● **TASK GOAL**: Read the records below and copy each line that contains "text".

● **SOURCE MATERIAL**:
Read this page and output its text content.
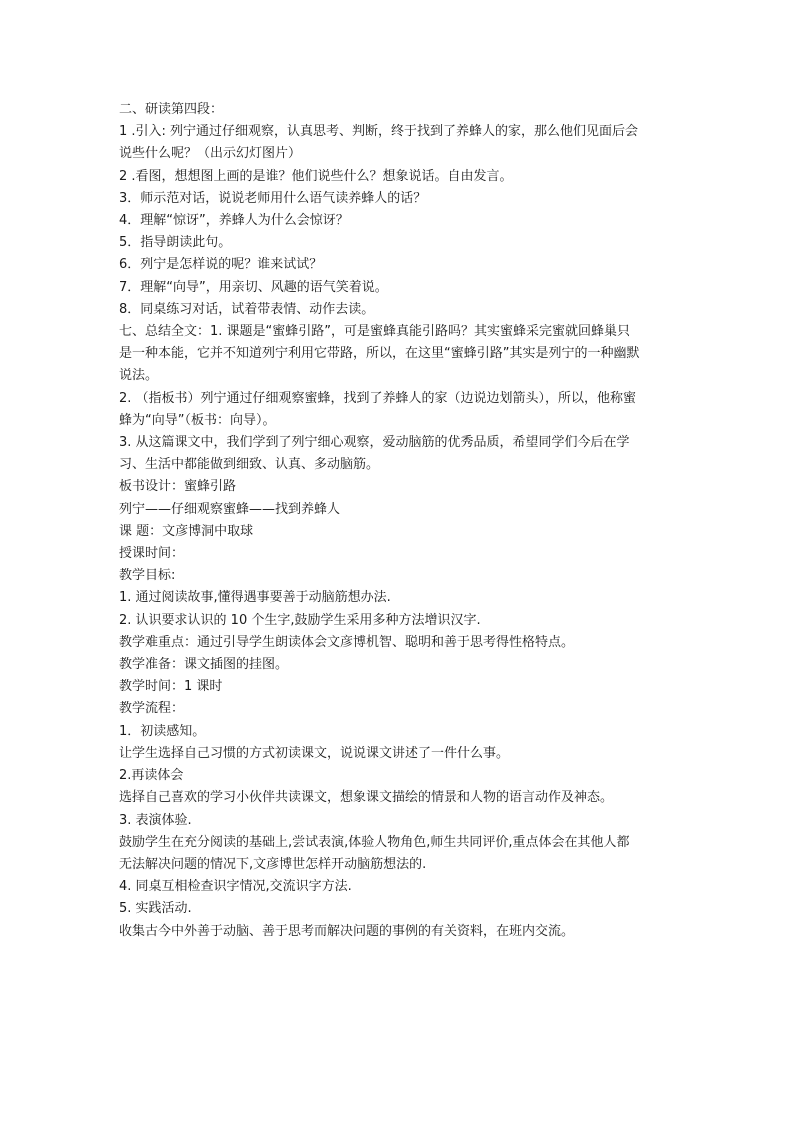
二、研读第四段：
1 .引入: 列宁通过仔细观察，认真思考、判断，终于找到了养蜂人的家，那么他们见面后会
说些什么呢？（出示幻灯图片）
2 .看图，想想图上画的是谁？他们说些什么？想象说话。自由发言。
3．师示范对话，说说老师用什么语气读养蜂人的话？
4．理解“惊讶”，养蜂人为什么会惊讶？
5．指导朗读此句。
6．列宁是怎样说的呢？谁来试试？
7．理解“向导”，用亲切、风趣的语气笑着说。
8．同桌练习对话，试着带表情、动作去读。
七、总结全文：1. 课题是“蜜蜂引路”，可是蜜蜂真能引路吗？其实蜜蜂采完蜜就回蜂巢只
是一种本能，它并不知道列宁利用它带路，所以，在这里“蜜蜂引路”其实是列宁的一种幽默
说法。
2. （指板书）列宁通过仔细观察蜜蜂，找到了养蜂人的家（边说边划箭头），所以，他称蜜
蜂为“向导”（板书：向导）。
3. 从这篇课文中，我们学到了列宁细心观察，爱动脑筋的优秀品质，希望同学们今后在学
习、生活中都能做到细致、认真、多动脑筋。
板书设计：蜜蜂引路
列宁——仔细观察蜜蜂——找到养蜂人
课 题：文彦博洞中取球
授课时间：
教学目标:
1. 通过阅读故事,懂得遇事要善于动脑筋想办法.
2. 认识要求认识的 10 个生字,鼓励学生采用多种方法增识汉字.
教学难重点：通过引导学生朗读体会文彦博机智、聪明和善于思考得性格特点。
教学准备：课文插图的挂图。
教学时间：1 课时
教学流程：
1．初读感知。
让学生选择自己习惯的方式初读课文，说说课文讲述了一件什么事。
2.再读体会
选择自己喜欢的学习小伙伴共读课文，想象课文描绘的情景和人物的语言动作及神态。
3. 表演体验.
鼓励学生在充分阅读的基础上,尝试表演,体验人物角色,师生共同评价,重点体会在其他人都
无法解决问题的情况下,文彦博世怎样开动脑筋想法的.
4. 同桌互相检查识字情况,交流识字方法.
5. 实践活动.
收集古今中外善于动脑、善于思考而解决问题的事例的有关资料，在班内交流。
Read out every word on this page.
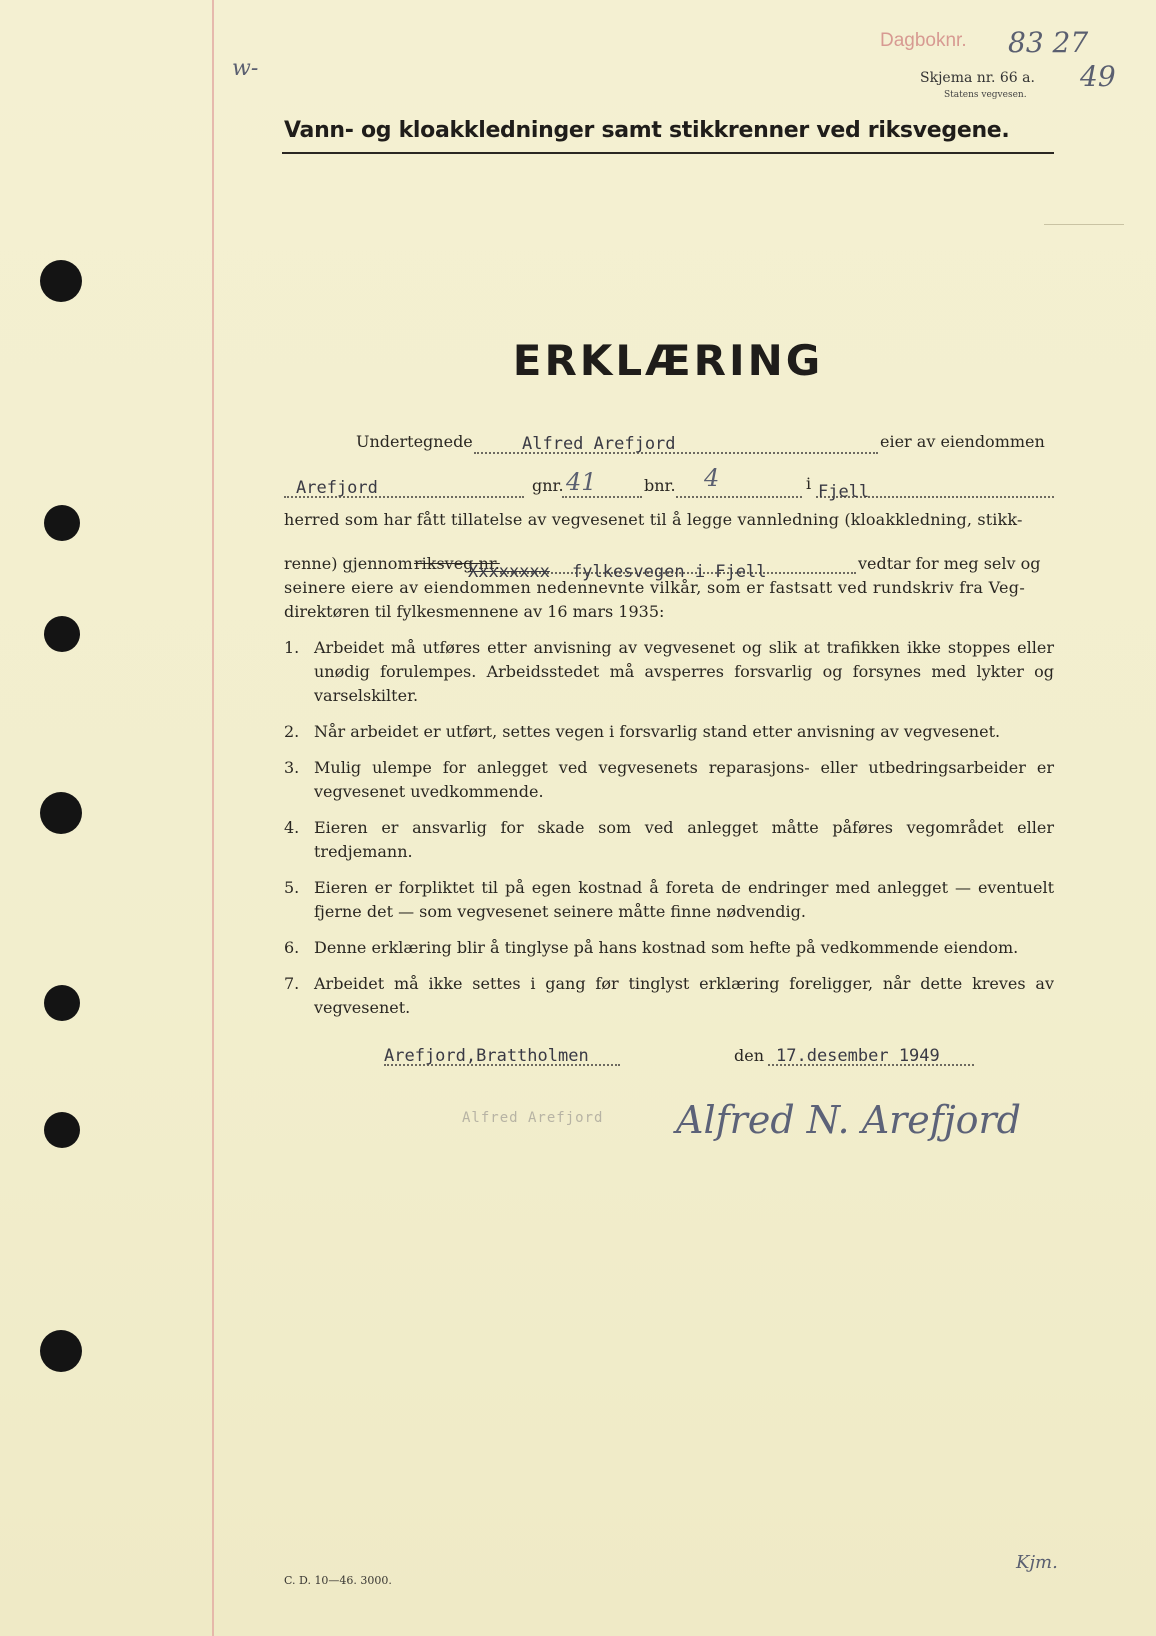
Dagboknr. 83 27
49
w-	Skjema nr. 66 a.
Statens vegvesen.
Vann- og kloakkledninger samt stikkrenner ved riksvegene.
ERKLÆRING
Undertegnede	Alfred Arefjord	eier av eiendommen
Arefjord	gnr. 41	bnr. 4	i Fjell
herred som har fått tillatelse av vegvesenet til å legge vannledning (kloakkledning, stikk-
renne) gjennom riksveg nr.
Xxxxxxxx fylkesvegen i Fjell	vedtar for meg selv og
seinere eiere av eiendommen nedennevnte vilkår, som er fastsatt ved rundskriv fra Veg-
direktøren til fylkesmennene av 16 mars 1935:
1. Arbeidet må utføres etter anvisning av vegvesenet og slik at trafikken ikke stoppes eller unødig forulempes. Arbeidsstedet må avsperres forsvarlig og forsynes med lykter og varselskilter.
2. Når arbeidet er utført, settes vegen i forsvarlig stand etter anvisning av vegvesenet.
3. Mulig ulempe for anlegget ved vegvesenets reparasjons- eller utbedringsarbeider er vegvesenet uvedkommende.
4. Eieren er ansvarlig for skade som ved anlegget måtte påføres vegområdet eller tredjemann.
5. Eieren er forpliktet til på egen kostnad å foreta de endringer med anlegget — eventuelt fjerne det — som vegvesenet seinere måtte finne nødvendig.
6. Denne erklæring blir å tinglyse på hans kostnad som hefte på vedkommende eiendom.
7. Arbeidet må ikke settes i gang før tinglyst erklæring foreligger, når dette kreves av vegvesenet.
Arefjord,Brattholmen	den 17.desember 1949
Alfred Arefjord Alfred N. Arefjord
Kjm.
C. D. 10—46. 3000.
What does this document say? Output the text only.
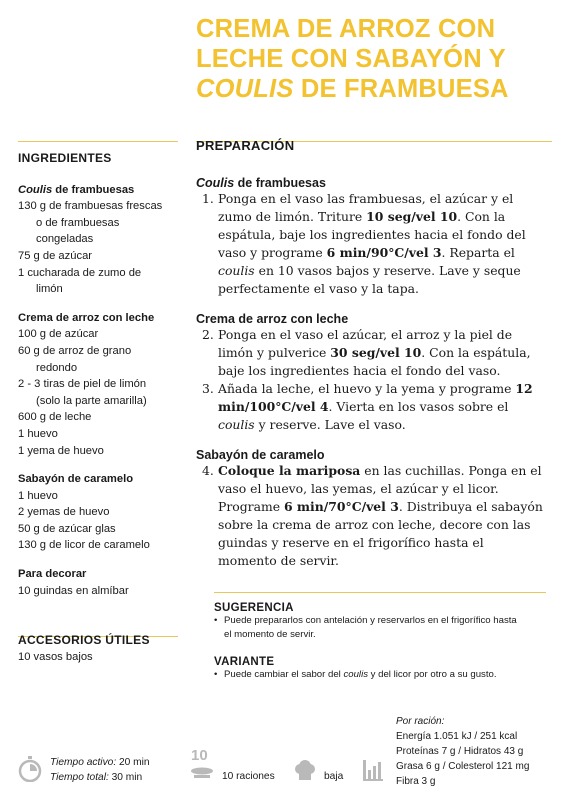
CREMA DE ARROZ CON
LECHE CON SABAYÓN Y
COULIS DE FRAMBUESA
INGREDIENTES

Coulis de frambuesas

130 g de frambuesas frescas

o de frambuesas

congeladas

75 g de azúcar

1 cucharada de zumo de

limón

Crema de arroz con leche

100 g de azúcar

60 g de arroz de grano

redondo

2 - 3 tiras de piel de limón

(solo la parte amarilla)

600 g de leche

1 huevo

1 yema de huevo

Sabayón de caramelo

1 huevo

2 yemas de huevo

50 g de azúcar glas

130 g de licor de caramelo

Para decorar

10 guindas en almíbar

ACCESORIOS ÚTILES

10 vasos bajos

PREPARACIÓN

Coulis de frambuesas

1. Ponga en el vaso las frambuesas, el azúcar y el zumo de limón. Triture 10 seg/vel 10. Con la espátula, baje los ingredientes hacia el fondo del vaso y programe 6 min/90°C/vel 3. Reparta el coulis en 10 vasos bajos y reserve. Lave y seque perfectamente el vaso y la tapa.

Crema de arroz con leche

2. Ponga en el vaso el azúcar, el arroz y la piel de limón y pulverice 30 seg/vel 10. Con la espátula, baje los ingredientes hacia el fondo del vaso.
3. Añada la leche, el huevo y la yema y programe 12 min/100°C/vel 4. Vierta en los vasos sobre el coulis y reserve. Lave el vaso.

Sabayón de caramelo

4. Coloque la mariposa en las cuchillas. Ponga en el vaso el huevo, las yemas, el azúcar y el licor. Programe 6 min/70°C/vel 3. Distribuya el sabayón sobre la crema de arroz con leche, decore con las guindas y reserve en el frigorífico hasta el momento de servir.
SUGERENCIA
• Puede prepararlos con antelación y reservarlos en el frigorífico hasta
el momento de servir.
VARIANTE
• Puede cambiar el sabor del coulis y del licor por otro a su gusto.
Por ración:
Energía 1.051 kJ / 251 kcal
Proteínas 7 g / Hidratos 43 g
Grasa 6 g / Colesterol 121 mg
Fibra 3 g
Tiempo activo: 20 min
Tiempo total: 30 min
10
10 raciones	baja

● **WRITTEN ANSWER**:
Read this page and output its text content.
What does this document say? Output the text only.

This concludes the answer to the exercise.